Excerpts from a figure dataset
★ ★ ★
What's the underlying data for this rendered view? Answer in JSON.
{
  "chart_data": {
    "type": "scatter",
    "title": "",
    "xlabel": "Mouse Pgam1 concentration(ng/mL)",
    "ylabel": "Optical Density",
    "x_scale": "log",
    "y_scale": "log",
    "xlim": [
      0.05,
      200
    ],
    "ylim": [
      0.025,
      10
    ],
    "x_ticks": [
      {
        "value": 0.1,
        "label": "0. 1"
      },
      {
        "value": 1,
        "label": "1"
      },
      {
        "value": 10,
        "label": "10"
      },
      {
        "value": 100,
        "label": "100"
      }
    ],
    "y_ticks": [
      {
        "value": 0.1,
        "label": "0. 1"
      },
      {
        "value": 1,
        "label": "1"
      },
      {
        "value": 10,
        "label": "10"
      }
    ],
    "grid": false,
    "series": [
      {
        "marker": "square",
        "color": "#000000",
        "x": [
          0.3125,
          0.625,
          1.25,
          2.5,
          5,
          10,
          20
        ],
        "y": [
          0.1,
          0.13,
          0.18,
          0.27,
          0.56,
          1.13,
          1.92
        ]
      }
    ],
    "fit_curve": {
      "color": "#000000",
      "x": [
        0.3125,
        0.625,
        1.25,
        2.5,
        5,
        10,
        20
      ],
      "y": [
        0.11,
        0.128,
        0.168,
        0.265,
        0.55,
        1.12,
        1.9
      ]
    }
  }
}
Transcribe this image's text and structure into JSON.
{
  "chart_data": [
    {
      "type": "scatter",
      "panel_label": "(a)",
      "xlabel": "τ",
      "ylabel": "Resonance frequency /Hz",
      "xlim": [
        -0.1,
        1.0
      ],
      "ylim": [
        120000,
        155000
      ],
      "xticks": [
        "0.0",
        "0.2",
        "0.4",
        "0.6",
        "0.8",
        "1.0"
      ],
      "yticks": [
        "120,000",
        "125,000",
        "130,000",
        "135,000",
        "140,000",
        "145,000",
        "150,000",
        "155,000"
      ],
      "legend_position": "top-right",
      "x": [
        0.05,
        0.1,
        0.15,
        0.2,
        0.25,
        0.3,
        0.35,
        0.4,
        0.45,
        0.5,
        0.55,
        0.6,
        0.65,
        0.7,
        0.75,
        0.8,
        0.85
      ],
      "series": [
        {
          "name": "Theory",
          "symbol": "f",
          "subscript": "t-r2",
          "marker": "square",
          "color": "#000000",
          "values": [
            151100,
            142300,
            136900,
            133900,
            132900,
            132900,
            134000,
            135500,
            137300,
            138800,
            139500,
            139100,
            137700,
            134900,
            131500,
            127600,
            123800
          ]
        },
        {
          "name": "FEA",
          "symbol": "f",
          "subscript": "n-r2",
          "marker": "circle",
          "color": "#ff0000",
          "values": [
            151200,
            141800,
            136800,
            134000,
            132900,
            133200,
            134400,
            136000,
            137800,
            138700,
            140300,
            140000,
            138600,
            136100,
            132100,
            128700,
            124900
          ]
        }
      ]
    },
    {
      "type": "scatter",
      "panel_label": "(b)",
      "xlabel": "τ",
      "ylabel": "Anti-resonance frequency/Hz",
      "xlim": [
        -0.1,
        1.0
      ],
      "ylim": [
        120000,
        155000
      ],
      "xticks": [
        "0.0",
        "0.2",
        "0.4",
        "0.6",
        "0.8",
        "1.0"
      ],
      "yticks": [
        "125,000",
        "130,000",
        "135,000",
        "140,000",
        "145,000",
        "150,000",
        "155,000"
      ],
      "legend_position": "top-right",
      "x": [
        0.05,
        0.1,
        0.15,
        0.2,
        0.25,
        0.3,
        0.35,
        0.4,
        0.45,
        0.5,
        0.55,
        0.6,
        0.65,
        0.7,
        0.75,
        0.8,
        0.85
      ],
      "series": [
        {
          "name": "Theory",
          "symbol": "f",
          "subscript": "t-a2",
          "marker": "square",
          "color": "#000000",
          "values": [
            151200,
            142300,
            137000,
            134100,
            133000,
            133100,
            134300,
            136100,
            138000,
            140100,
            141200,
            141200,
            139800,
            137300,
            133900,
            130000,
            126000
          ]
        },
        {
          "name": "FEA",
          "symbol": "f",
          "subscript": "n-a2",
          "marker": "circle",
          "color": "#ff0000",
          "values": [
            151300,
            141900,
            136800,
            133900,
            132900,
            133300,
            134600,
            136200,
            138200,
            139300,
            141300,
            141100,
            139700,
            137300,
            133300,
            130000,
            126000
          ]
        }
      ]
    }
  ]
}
★ ★ ★
Work required: All of the entries above need to be reproduced exactly.

Complete answer:
What's the underlying data for this rendered view? Answer in JSON.
{
  "chart_data": {
    "type": "scatter",
    "title": "",
    "xlabel": "Mouse Pgam1 concentration(ng/mL)",
    "ylabel": "Optical Density",
    "x_scale": "log",
    "y_scale": "log",
    "xlim": [
      0.05,
      200
    ],
    "ylim": [
      0.025,
      10
    ],
    "x_ticks": [
      {
        "value": 0.1,
        "label": "0. 1"
      },
      {
        "value": 1,
        "label": "1"
      },
      {
        "value": 10,
        "label": "10"
      },
      {
        "value": 100,
        "label": "100"
      }
    ],
    "y_ticks": [
      {
        "value": 0.1,
        "label": "0. 1"
      },
      {
        "value": 1,
        "label": "1"
      },
      {
        "value": 10,
        "label": "10"
      }
    ],
    "grid": false,
    "series": [
      {
        "marker": "square",
        "color": "#000000",
        "x": [
          0.3125,
          0.625,
          1.25,
          2.5,
          5,
          10,
          20
        ],
        "y": [
          0.1,
          0.13,
          0.18,
          0.27,
          0.56,
          1.13,
          1.92
        ]
      }
    ],
    "fit_curve": {
      "color": "#000000",
      "x": [
        0.3125,
        0.625,
        1.25,
        2.5,
        5,
        10,
        20
      ],
      "y": [
        0.11,
        0.128,
        0.168,
        0.265,
        0.55,
        1.12,
        1.9
      ]
    }
  }
}
Transcribe this image's text and structure into JSON.
{
  "chart_data": [
    {
      "type": "scatter",
      "panel_label": "(a)",
      "xlabel": "τ",
      "ylabel": "Resonance frequency /Hz",
      "xlim": [
        -0.1,
        1.0
      ],
      "ylim": [
        120000,
        155000
      ],
      "xticks": [
        "0.0",
        "0.2",
        "0.4",
        "0.6",
        "0.8",
        "1.0"
      ],
      "yticks": [
        "120,000",
        "125,000",
        "130,000",
        "135,000",
        "140,000",
        "145,000",
        "150,000",
        "155,000"
      ],
      "legend_position": "top-right",
      "x": [
        0.05,
        0.1,
        0.15,
        0.2,
        0.25,
        0.3,
        0.35,
        0.4,
        0.45,
        0.5,
        0.55,
        0.6,
        0.65,
        0.7,
        0.75,
        0.8,
        0.85
      ],
      "series": [
        {
          "name": "Theory",
          "symbol": "f",
          "subscript": "t-r2",
          "marker": "square",
          "color": "#000000",
          "values": [
            151100,
            142300,
            136900,
            133900,
            132900,
            132900,
            134000,
            135500,
            137300,
            138800,
            139500,
            139100,
            137700,
            134900,
            131500,
            127600,
            123800
          ]
        },
        {
          "name": "FEA",
          "symbol": "f",
          "subscript": "n-r2",
          "marker": "circle",
          "color": "#ff0000",
          "values": [
            151200,
            141800,
            136800,
            134000,
            132900,
            133200,
            134400,
            136000,
            137800,
            138700,
            140300,
            140000,
            138600,
            136100,
            132100,
            128700,
            124900
          ]
        }
      ]
    },
    {
      "type": "scatter",
      "panel_label": "(b)",
      "xlabel": "τ",
      "ylabel": "Anti-resonance frequency/Hz",
      "xlim": [
        -0.1,
        1.0
      ],
      "ylim": [
        120000,
        155000
      ],
      "xticks": [
        "0.0",
        "0.2",
        "0.4",
        "0.6",
        "0.8",
        "1.0"
      ],
      "yticks": [
        "125,000",
        "130,000",
        "135,000",
        "140,000",
        "145,000",
        "150,000",
        "155,000"
      ],
      "legend_position": "top-right",
      "x": [
        0.05,
        0.1,
        0.15,
        0.2,
        0.25,
        0.3,
        0.35,
        0.4,
        0.45,
        0.5,
        0.55,
        0.6,
        0.65,
        0.7,
        0.75,
        0.8,
        0.85
      ],
      "series": [
        {
          "name": "Theory",
          "symbol": "f",
          "subscript": "t-a2",
          "marker": "square",
          "color": "#000000",
          "values": [
            151200,
            142300,
            137000,
            134100,
            133000,
            133100,
            134300,
            136100,
            138000,
            140100,
            141200,
            141200,
            139800,
            137300,
            133900,
            130000,
            126000
          ]
        },
        {
          "name": "FEA",
          "symbol": "f",
          "subscript": "n-a2",
          "marker": "circle",
          "color": "#ff0000",
          "values": [
            151300,
            141900,
            136800,
            133900,
            132900,
            133300,
            134600,
            136200,
            138200,
            139300,
            141300,
            141100,
            139700,
            137300,
            133300,
            130000,
            126000
          ]
        }
      ]
    }
  ]
}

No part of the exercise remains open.